- **Goal of the exercise**: Identify every line in the records below that contains the word "color", and copy each of those lines.

# # # #

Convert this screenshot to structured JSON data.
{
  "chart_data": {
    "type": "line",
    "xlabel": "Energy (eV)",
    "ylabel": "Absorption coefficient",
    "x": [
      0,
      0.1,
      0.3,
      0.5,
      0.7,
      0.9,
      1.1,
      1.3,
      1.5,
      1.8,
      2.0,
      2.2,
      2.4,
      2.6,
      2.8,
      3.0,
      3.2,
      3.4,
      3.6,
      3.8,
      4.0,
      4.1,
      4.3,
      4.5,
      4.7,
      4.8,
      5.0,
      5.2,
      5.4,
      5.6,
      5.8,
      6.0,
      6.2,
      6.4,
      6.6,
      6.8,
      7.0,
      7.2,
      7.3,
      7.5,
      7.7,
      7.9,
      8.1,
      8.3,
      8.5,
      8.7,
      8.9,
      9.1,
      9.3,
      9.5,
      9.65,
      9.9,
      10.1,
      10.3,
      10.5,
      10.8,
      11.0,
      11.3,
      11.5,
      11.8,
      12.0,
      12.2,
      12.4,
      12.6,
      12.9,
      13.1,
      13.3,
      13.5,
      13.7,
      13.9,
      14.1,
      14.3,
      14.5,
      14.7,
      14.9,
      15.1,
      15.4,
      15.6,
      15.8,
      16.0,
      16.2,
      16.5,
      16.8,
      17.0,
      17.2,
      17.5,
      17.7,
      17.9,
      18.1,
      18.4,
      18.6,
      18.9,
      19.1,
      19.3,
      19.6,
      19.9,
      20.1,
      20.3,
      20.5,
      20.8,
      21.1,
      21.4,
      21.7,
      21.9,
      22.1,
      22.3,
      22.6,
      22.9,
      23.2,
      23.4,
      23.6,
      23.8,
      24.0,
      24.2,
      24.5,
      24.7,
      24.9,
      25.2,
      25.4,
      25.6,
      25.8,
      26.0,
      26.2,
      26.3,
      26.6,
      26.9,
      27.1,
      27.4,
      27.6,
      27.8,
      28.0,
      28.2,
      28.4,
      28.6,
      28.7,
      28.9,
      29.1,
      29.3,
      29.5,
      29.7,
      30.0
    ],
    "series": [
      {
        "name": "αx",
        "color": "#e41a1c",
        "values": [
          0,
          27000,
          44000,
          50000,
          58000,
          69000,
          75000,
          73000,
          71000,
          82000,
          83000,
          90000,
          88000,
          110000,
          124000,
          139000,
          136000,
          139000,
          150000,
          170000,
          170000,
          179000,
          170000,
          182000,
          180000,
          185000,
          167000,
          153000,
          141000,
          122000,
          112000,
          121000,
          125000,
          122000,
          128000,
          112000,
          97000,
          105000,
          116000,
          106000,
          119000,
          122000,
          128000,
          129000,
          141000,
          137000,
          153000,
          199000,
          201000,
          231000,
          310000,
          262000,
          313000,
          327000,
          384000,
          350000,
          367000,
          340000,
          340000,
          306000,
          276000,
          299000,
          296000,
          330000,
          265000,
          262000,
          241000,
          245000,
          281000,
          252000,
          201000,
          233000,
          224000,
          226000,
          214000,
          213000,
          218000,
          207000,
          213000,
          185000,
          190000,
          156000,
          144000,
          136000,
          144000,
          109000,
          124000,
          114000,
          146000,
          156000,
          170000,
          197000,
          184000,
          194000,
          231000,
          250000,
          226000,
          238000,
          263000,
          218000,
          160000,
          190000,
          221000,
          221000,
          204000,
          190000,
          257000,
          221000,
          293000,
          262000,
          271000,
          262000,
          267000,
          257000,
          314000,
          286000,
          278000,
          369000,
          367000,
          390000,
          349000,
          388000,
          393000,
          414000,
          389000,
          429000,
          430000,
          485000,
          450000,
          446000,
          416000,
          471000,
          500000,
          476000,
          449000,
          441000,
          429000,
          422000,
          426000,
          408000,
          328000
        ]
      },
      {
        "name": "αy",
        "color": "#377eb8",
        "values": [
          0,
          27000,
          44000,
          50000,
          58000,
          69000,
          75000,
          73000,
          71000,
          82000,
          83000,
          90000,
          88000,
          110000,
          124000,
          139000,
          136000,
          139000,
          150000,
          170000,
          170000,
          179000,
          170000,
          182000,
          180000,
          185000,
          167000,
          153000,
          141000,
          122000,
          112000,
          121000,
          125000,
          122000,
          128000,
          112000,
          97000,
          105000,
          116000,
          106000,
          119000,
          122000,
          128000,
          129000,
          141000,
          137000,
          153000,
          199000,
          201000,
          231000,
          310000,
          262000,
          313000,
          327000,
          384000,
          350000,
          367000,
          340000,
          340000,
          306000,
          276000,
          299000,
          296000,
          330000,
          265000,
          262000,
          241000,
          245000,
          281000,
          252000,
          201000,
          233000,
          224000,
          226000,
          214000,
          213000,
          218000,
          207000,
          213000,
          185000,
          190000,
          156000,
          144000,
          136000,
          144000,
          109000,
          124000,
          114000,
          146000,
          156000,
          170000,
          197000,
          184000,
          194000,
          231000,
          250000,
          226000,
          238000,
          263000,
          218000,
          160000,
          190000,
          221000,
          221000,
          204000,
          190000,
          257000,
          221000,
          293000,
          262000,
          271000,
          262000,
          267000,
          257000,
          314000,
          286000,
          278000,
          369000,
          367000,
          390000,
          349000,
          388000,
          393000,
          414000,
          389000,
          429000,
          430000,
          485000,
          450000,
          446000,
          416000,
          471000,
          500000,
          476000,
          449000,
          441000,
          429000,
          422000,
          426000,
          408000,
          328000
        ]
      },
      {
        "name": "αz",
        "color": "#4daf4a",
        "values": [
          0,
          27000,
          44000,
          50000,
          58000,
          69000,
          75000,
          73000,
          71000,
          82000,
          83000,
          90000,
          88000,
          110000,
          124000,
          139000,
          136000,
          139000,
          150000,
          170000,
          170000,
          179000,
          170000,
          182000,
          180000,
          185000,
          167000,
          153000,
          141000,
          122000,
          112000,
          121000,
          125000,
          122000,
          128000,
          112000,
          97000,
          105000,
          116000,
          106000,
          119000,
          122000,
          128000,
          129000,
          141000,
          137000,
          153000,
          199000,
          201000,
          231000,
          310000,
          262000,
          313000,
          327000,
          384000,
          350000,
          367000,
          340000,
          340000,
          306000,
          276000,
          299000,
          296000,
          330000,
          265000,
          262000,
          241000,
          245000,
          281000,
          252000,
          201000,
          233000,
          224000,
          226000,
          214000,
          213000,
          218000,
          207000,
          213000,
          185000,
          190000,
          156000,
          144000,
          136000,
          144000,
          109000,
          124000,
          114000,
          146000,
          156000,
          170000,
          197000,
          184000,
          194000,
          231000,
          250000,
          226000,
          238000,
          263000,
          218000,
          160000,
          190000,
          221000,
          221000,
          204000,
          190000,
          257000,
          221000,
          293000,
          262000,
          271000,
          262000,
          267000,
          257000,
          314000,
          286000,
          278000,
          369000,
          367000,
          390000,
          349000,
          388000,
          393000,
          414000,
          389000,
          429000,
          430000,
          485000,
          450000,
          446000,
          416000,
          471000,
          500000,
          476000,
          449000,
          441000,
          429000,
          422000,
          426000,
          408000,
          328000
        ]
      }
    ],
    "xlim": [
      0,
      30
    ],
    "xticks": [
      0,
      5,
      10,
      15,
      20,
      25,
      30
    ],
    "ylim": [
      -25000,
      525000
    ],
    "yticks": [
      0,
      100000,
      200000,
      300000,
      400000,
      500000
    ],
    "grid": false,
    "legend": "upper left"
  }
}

# # # #

- **Right answer**:
        "color": "#e41a1c",
        "color": "#377eb8",
        "color": "#4daf4a",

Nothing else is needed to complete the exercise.